EXERCISE INSTRUCTIONS: Gather up every line that includes the string "Jana".

SUPPLIED DATA:
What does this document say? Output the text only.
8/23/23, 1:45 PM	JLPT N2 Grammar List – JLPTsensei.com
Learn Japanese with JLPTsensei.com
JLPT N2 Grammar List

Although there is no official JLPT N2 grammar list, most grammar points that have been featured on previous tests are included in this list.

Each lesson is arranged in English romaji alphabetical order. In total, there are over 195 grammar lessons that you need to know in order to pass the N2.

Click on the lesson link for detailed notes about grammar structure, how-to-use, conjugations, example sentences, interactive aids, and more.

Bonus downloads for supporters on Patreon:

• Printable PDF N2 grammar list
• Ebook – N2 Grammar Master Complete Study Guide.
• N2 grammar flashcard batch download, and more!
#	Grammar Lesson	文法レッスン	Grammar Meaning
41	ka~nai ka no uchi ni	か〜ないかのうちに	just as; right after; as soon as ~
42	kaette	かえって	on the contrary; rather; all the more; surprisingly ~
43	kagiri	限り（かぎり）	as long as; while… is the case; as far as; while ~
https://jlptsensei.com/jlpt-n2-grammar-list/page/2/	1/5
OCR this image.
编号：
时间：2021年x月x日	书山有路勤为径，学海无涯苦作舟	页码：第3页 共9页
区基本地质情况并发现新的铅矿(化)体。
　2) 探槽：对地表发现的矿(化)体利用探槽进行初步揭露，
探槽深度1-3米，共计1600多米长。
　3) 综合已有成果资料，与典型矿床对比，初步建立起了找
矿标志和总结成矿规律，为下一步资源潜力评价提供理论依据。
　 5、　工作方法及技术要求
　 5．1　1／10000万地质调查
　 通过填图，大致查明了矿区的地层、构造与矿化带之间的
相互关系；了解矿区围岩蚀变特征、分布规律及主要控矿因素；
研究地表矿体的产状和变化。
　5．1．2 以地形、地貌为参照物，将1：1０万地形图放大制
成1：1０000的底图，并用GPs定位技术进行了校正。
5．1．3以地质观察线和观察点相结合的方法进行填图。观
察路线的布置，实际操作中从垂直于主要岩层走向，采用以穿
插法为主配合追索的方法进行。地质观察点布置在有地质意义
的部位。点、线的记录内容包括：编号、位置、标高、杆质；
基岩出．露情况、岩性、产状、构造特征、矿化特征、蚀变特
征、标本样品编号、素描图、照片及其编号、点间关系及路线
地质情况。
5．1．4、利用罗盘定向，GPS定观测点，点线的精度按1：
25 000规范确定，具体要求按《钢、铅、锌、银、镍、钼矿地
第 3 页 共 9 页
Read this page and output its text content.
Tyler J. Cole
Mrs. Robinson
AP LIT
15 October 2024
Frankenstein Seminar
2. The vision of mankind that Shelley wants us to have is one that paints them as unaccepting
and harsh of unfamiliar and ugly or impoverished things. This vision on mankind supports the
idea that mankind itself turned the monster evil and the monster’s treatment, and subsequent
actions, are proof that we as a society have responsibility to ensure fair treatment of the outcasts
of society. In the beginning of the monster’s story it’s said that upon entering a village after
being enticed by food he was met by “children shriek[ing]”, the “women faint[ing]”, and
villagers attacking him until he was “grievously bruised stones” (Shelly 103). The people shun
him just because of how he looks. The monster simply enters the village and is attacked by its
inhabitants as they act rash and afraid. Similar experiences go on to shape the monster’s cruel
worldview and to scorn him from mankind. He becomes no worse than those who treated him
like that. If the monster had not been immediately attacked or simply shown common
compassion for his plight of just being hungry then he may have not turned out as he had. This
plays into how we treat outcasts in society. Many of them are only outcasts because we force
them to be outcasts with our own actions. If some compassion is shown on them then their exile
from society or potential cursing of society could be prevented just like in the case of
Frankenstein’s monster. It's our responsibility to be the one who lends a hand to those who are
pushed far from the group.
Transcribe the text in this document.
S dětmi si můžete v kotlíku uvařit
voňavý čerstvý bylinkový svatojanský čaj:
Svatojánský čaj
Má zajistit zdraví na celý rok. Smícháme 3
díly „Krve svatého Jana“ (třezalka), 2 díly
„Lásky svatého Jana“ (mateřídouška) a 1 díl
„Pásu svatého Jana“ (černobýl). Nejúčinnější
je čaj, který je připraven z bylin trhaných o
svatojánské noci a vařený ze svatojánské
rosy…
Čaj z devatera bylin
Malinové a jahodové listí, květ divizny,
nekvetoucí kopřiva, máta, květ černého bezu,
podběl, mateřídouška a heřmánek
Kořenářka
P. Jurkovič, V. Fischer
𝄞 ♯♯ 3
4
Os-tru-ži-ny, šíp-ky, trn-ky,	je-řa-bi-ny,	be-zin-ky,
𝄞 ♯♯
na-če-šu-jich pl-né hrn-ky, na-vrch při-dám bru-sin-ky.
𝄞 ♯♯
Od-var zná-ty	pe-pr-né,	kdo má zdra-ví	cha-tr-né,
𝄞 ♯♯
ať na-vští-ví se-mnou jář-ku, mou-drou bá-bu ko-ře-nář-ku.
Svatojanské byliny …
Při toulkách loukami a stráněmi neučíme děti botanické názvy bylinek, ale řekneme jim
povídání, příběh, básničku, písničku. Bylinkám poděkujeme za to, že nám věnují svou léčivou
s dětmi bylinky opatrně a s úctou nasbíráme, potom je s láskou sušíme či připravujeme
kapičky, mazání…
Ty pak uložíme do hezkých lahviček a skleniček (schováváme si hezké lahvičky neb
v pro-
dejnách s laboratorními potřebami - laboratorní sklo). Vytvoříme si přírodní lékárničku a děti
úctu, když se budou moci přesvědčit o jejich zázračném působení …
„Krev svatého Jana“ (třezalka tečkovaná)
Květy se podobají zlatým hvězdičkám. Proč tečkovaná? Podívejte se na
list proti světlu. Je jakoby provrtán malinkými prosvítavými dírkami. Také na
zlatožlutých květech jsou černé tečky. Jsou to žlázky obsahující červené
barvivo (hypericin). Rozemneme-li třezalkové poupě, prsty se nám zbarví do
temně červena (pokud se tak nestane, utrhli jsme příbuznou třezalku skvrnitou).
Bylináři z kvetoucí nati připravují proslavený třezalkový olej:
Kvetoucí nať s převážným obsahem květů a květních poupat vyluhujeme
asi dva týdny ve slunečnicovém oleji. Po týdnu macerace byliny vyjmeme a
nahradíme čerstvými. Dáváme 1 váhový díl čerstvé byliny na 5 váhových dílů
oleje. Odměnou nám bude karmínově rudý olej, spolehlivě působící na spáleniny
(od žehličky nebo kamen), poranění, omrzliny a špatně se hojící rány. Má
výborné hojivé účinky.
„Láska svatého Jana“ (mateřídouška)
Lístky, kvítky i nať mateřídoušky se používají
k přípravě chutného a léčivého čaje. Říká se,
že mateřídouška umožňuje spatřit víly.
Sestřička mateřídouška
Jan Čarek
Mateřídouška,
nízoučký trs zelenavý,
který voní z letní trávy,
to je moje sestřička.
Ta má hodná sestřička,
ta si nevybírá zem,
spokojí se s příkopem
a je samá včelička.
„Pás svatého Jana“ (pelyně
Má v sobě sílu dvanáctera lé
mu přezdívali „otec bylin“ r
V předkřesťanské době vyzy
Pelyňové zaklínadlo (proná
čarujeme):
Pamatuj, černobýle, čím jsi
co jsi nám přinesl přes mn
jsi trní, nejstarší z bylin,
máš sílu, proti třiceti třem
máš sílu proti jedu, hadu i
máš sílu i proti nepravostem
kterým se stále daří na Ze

SOLVED EXERCISE:
díly „Krve svatého Jana“ (třezalka), 2 díly
„Lásky svatého Jana“ (mateřídouška) a 1 díl
„Pásu svatého Jana“ (černobýl). Nejúčinnější
„Krev svatého Jana“ (třezalka tečkovaná)
„Láska svatého Jana“ (mateřídouška)
„Pás svatého Jana“ (pelyně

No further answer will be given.